**Task requirements**
Pull out every line in the data that has the string "Specs" in it.

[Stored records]
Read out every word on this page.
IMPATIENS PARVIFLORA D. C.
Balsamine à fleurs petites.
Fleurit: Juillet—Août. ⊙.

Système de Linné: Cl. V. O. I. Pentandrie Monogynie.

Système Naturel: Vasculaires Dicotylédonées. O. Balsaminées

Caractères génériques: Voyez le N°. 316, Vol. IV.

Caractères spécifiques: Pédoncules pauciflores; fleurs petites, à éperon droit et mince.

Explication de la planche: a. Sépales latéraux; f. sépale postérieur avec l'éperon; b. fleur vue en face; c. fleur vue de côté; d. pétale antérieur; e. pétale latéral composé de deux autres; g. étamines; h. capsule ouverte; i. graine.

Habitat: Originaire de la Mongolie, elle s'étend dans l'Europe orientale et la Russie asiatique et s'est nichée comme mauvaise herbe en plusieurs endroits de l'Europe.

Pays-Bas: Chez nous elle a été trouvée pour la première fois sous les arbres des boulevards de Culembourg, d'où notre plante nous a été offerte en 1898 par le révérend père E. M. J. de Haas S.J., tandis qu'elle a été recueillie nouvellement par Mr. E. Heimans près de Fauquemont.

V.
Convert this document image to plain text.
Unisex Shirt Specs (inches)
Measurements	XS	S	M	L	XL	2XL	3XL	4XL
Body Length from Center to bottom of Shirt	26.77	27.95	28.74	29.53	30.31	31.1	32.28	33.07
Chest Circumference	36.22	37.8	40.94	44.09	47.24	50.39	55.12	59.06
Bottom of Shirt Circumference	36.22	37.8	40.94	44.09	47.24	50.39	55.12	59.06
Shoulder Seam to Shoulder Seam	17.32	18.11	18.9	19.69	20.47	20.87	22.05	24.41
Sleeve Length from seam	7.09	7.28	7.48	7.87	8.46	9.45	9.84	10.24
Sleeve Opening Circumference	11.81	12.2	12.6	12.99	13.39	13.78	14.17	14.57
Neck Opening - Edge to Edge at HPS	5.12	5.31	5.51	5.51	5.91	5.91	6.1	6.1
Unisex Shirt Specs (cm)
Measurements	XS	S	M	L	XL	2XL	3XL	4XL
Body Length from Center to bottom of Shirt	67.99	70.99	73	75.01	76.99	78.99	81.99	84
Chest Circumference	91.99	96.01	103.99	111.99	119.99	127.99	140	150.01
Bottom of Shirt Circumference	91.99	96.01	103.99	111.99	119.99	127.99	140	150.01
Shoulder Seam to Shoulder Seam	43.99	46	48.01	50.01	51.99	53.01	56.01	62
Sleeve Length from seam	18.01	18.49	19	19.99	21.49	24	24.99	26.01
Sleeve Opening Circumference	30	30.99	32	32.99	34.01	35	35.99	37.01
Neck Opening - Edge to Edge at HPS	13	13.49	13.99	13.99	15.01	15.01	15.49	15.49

**Response for this exercise**
Unisex Shirt Specs (inches)
Unisex Shirt Specs (cm)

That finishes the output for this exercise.